[Do this]
Can you output the records below exactly as they are written?

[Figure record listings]

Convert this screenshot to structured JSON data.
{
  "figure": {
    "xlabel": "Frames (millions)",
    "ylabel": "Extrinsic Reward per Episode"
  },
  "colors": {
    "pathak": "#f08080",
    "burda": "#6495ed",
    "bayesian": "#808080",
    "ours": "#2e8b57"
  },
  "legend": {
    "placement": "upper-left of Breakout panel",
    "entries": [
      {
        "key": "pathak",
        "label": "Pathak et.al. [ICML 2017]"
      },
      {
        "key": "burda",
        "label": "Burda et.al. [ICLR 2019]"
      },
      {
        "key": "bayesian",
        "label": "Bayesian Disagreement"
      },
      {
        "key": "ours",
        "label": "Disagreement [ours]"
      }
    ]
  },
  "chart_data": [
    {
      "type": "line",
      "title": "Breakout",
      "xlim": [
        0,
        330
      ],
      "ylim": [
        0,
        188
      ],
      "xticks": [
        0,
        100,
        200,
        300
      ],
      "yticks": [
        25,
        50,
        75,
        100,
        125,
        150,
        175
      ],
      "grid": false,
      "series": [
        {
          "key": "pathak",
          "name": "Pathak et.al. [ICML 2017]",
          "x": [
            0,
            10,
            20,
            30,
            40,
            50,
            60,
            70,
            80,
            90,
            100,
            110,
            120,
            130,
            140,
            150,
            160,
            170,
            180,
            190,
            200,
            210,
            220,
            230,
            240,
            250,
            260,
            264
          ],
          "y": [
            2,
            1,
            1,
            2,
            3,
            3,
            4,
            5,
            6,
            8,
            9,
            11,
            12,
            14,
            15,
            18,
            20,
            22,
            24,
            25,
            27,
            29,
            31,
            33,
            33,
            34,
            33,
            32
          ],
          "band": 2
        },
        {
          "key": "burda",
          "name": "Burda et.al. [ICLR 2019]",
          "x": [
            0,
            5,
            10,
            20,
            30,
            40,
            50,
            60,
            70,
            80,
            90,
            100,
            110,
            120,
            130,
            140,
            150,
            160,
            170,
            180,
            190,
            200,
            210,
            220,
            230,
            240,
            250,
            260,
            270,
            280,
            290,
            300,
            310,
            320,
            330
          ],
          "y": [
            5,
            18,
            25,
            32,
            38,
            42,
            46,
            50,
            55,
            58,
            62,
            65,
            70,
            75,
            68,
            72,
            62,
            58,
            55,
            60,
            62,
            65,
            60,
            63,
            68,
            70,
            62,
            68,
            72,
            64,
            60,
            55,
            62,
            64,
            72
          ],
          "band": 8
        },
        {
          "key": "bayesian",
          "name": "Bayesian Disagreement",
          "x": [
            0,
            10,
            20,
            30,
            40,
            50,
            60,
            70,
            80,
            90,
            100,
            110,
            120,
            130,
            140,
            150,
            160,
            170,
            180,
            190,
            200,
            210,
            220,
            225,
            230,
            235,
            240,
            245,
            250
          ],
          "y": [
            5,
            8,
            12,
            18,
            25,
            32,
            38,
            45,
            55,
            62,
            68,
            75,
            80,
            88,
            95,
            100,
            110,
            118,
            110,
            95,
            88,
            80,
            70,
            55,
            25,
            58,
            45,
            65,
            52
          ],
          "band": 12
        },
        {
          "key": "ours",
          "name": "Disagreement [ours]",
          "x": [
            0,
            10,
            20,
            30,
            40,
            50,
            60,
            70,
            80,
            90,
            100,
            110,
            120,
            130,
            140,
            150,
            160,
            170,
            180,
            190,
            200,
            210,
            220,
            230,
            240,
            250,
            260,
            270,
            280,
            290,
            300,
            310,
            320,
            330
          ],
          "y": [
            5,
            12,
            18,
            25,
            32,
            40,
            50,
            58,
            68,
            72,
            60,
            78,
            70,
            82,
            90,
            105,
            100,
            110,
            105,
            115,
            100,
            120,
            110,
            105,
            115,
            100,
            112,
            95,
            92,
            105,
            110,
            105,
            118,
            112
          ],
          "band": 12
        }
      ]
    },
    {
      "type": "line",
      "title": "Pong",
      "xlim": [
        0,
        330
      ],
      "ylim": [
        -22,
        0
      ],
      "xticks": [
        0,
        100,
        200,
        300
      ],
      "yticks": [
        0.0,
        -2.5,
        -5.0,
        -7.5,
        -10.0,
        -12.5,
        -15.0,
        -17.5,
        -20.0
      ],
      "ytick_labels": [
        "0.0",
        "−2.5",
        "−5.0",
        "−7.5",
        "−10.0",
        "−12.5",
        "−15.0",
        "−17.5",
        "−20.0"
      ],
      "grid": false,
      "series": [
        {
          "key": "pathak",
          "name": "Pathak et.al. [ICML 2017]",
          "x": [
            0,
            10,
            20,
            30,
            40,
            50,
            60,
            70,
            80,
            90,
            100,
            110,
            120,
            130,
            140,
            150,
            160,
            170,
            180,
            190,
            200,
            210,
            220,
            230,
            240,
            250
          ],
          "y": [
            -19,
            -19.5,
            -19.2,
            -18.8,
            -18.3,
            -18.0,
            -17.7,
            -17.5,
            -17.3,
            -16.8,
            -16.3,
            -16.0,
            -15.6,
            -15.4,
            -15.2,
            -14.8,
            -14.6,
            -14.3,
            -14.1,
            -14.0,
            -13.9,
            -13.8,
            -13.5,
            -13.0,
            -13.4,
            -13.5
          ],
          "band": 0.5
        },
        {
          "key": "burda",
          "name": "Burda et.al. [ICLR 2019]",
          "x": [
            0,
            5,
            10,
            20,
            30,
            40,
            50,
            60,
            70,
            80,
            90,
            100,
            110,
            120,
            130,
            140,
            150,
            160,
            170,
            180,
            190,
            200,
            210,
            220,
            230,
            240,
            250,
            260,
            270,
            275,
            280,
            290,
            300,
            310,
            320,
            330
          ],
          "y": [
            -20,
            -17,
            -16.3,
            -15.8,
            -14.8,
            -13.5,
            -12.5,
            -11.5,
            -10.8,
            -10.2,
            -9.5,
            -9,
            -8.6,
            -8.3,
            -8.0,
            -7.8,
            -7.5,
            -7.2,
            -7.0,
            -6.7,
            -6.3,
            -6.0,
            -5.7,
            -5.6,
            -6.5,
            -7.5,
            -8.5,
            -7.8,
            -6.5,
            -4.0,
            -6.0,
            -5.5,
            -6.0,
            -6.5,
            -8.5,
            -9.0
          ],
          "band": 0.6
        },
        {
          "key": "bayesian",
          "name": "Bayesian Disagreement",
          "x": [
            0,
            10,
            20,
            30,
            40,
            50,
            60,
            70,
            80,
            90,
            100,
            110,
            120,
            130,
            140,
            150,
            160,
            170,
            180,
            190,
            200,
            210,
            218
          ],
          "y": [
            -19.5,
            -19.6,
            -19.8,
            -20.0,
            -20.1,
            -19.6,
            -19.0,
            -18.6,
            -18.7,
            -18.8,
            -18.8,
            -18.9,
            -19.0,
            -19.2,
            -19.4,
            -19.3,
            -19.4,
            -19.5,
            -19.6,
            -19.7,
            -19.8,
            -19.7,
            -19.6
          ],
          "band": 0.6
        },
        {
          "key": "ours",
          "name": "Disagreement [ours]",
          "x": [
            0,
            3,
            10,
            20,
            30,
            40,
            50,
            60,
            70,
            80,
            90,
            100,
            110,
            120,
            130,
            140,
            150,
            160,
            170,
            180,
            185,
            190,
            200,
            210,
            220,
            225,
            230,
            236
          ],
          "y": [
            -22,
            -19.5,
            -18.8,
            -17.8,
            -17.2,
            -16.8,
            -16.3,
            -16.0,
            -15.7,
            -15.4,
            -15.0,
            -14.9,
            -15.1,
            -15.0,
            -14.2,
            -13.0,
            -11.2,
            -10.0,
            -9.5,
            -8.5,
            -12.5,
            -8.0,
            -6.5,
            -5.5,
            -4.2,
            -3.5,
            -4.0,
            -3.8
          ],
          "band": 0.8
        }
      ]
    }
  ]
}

[Exercise response]
Convert this screenshot to structured JSON data.
{
  "figure": {
    "xlabel": "Frames (millions)",
    "ylabel": "Extrinsic Reward per Episode"
  },
  "colors": {
    "pathak": "#f08080",
    "burda": "#6495ed",
    "bayesian": "#808080",
    "ours": "#2e8b57"
  },
  "legend": {
    "placement": "upper-left of Breakout panel",
    "entries": [
      {
        "key": "pathak",
        "label": "Pathak et.al. [ICML 2017]"
      },
      {
        "key": "burda",
        "label": "Burda et.al. [ICLR 2019]"
      },
      {
        "key": "bayesian",
        "label": "Bayesian Disagreement"
      },
      {
        "key": "ours",
        "label": "Disagreement [ours]"
      }
    ]
  },
  "chart_data": [
    {
      "type": "line",
      "title": "Breakout",
      "xlim": [
        0,
        330
      ],
      "ylim": [
        0,
        188
      ],
      "xticks": [
        0,
        100,
        200,
        300
      ],
      "yticks": [
        25,
        50,
        75,
        100,
        125,
        150,
        175
      ],
      "grid": false,
      "series": [
        {
          "key": "pathak",
          "name": "Pathak et.al. [ICML 2017]",
          "x": [
            0,
            10,
            20,
            30,
            40,
            50,
            60,
            70,
            80,
            90,
            100,
            110,
            120,
            130,
            140,
            150,
            160,
            170,
            180,
            190,
            200,
            210,
            220,
            230,
            240,
            250,
            260,
            264
          ],
          "y": [
            2,
            1,
            1,
            2,
            3,
            3,
            4,
            5,
            6,
            8,
            9,
            11,
            12,
            14,
            15,
            18,
            20,
            22,
            24,
            25,
            27,
            29,
            31,
            33,
            33,
            34,
            33,
            32
          ],
          "band": 2
        },
        {
          "key": "burda",
          "name": "Burda et.al. [ICLR 2019]",
          "x": [
            0,
            5,
            10,
            20,
            30,
            40,
            50,
            60,
            70,
            80,
            90,
            100,
            110,
            120,
            130,
            140,
            150,
            160,
            170,
            180,
            190,
            200,
            210,
            220,
            230,
            240,
            250,
            260,
            270,
            280,
            290,
            300,
            310,
            320,
            330
          ],
          "y": [
            5,
            18,
            25,
            32,
            38,
            42,
            46,
            50,
            55,
            58,
            62,
            65,
            70,
            75,
            68,
            72,
            62,
            58,
            55,
            60,
            62,
            65,
            60,
            63,
            68,
            70,
            62,
            68,
            72,
            64,
            60,
            55,
            62,
            64,
            72
          ],
          "band": 8
        },
        {
          "key": "bayesian",
          "name": "Bayesian Disagreement",
          "x": [
            0,
            10,
            20,
            30,
            40,
            50,
            60,
            70,
            80,
            90,
            100,
            110,
            120,
            130,
            140,
            150,
            160,
            170,
            180,
            190,
            200,
            210,
            220,
            225,
            230,
            235,
            240,
            245,
            250
          ],
          "y": [
            5,
            8,
            12,
            18,
            25,
            32,
            38,
            45,
            55,
            62,
            68,
            75,
            80,
            88,
            95,
            100,
            110,
            118,
            110,
            95,
            88,
            80,
            70,
            55,
            25,
            58,
            45,
            65,
            52
          ],
          "band": 12
        },
        {
          "key": "ours",
          "name": "Disagreement [ours]",
          "x": [
            0,
            10,
            20,
            30,
            40,
            50,
            60,
            70,
            80,
            90,
            100,
            110,
            120,
            130,
            140,
            150,
            160,
            170,
            180,
            190,
            200,
            210,
            220,
            230,
            240,
            250,
            260,
            270,
            280,
            290,
            300,
            310,
            320,
            330
          ],
          "y": [
            5,
            12,
            18,
            25,
            32,
            40,
            50,
            58,
            68,
            72,
            60,
            78,
            70,
            82,
            90,
            105,
            100,
            110,
            105,
            115,
            100,
            120,
            110,
            105,
            115,
            100,
            112,
            95,
            92,
            105,
            110,
            105,
            118,
            112
          ],
          "band": 12
        }
      ]
    },
    {
      "type": "line",
      "title": "Pong",
      "xlim": [
        0,
        330
      ],
      "ylim": [
        -22,
        0
      ],
      "xticks": [
        0,
        100,
        200,
        300
      ],
      "yticks": [
        0.0,
        -2.5,
        -5.0,
        -7.5,
        -10.0,
        -12.5,
        -15.0,
        -17.5,
        -20.0
      ],
      "ytick_labels": [
        "0.0",
        "−2.5",
        "−5.0",
        "−7.5",
        "−10.0",
        "−12.5",
        "−15.0",
        "−17.5",
        "−20.0"
      ],
      "grid": false,
      "series": [
        {
          "key": "pathak",
          "name": "Pathak et.al. [ICML 2017]",
          "x": [
            0,
            10,
            20,
            30,
            40,
            50,
            60,
            70,
            80,
            90,
            100,
            110,
            120,
            130,
            140,
            150,
            160,
            170,
            180,
            190,
            200,
            210,
            220,
            230,
            240,
            250
          ],
          "y": [
            -19,
            -19.5,
            -19.2,
            -18.8,
            -18.3,
            -18.0,
            -17.7,
            -17.5,
            -17.3,
            -16.8,
            -16.3,
            -16.0,
            -15.6,
            -15.4,
            -15.2,
            -14.8,
            -14.6,
            -14.3,
            -14.1,
            -14.0,
            -13.9,
            -13.8,
            -13.5,
            -13.0,
            -13.4,
            -13.5
          ],
          "band": 0.5
        },
        {
          "key": "burda",
          "name": "Burda et.al. [ICLR 2019]",
          "x": [
            0,
            5,
            10,
            20,
            30,
            40,
            50,
            60,
            70,
            80,
            90,
            100,
            110,
            120,
            130,
            140,
            150,
            160,
            170,
            180,
            190,
            200,
            210,
            220,
            230,
            240,
            250,
            260,
            270,
            275,
            280,
            290,
            300,
            310,
            320,
            330
          ],
          "y": [
            -20,
            -17,
            -16.3,
            -15.8,
            -14.8,
            -13.5,
            -12.5,
            -11.5,
            -10.8,
            -10.2,
            -9.5,
            -9,
            -8.6,
            -8.3,
            -8.0,
            -7.8,
            -7.5,
            -7.2,
            -7.0,
            -6.7,
            -6.3,
            -6.0,
            -5.7,
            -5.6,
            -6.5,
            -7.5,
            -8.5,
            -7.8,
            -6.5,
            -4.0,
            -6.0,
            -5.5,
            -6.0,
            -6.5,
            -8.5,
            -9.0
          ],
          "band": 0.6
        },
        {
          "key": "bayesian",
          "name": "Bayesian Disagreement",
          "x": [
            0,
            10,
            20,
            30,
            40,
            50,
            60,
            70,
            80,
            90,
            100,
            110,
            120,
            130,
            140,
            150,
            160,
            170,
            180,
            190,
            200,
            210,
            218
          ],
          "y": [
            -19.5,
            -19.6,
            -19.8,
            -20.0,
            -20.1,
            -19.6,
            -19.0,
            -18.6,
            -18.7,
            -18.8,
            -18.8,
            -18.9,
            -19.0,
            -19.2,
            -19.4,
            -19.3,
            -19.4,
            -19.5,
            -19.6,
            -19.7,
            -19.8,
            -19.7,
            -19.6
          ],
          "band": 0.6
        },
        {
          "key": "ours",
          "name": "Disagreement [ours]",
          "x": [
            0,
            3,
            10,
            20,
            30,
            40,
            50,
            60,
            70,
            80,
            90,
            100,
            110,
            120,
            130,
            140,
            150,
            160,
            170,
            180,
            185,
            190,
            200,
            210,
            220,
            225,
            230,
            236
          ],
          "y": [
            -22,
            -19.5,
            -18.8,
            -17.8,
            -17.2,
            -16.8,
            -16.3,
            -16.0,
            -15.7,
            -15.4,
            -15.0,
            -14.9,
            -15.1,
            -15.0,
            -14.2,
            -13.0,
            -11.2,
            -10.0,
            -9.5,
            -8.5,
            -12.5,
            -8.0,
            -6.5,
            -5.5,
            -4.2,
            -3.5,
            -4.0,
            -3.8
          ],
          "band": 0.8
        }
      ]
    }
  ]
}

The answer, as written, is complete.